■ What is being asked
Scan the data below for the string "Набор". Show every line where it turns up.

■ Provided records
------------------------
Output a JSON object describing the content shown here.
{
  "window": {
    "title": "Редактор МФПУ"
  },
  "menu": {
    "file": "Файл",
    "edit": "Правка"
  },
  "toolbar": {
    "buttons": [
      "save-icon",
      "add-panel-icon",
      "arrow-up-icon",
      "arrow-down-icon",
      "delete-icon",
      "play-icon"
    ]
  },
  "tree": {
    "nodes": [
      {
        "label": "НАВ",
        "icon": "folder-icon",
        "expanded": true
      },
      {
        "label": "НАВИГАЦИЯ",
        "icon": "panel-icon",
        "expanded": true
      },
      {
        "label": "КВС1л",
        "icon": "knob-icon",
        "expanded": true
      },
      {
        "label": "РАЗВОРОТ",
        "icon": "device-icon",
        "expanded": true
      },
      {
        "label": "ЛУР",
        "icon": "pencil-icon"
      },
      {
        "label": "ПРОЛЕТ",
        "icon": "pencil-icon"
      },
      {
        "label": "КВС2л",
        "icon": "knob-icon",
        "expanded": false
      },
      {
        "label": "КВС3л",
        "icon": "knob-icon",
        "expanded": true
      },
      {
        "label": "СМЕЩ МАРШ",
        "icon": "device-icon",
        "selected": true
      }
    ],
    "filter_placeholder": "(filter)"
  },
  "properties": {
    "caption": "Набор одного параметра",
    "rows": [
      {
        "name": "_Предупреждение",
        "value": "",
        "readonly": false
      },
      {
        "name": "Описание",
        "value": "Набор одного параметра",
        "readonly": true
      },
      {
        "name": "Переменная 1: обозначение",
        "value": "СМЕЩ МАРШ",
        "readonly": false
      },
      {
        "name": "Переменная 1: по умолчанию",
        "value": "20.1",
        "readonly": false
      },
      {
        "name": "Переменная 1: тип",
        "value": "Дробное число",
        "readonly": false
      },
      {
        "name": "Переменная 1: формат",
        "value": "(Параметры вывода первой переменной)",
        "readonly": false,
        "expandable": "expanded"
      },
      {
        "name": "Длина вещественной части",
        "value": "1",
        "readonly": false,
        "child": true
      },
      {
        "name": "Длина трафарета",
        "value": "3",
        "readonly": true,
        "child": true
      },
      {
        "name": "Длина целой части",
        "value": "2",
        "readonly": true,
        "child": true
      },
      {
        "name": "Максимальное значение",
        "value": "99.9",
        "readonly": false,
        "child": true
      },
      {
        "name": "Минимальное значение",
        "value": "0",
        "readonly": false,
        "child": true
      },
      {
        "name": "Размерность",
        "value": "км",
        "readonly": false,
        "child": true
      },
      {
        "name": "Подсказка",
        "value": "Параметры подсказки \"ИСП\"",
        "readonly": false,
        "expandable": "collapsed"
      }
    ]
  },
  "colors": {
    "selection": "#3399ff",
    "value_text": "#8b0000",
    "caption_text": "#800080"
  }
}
------------------------
■ Response to this task
    "caption": "Набор одного параметра",
        "value": "Набор одного параметра",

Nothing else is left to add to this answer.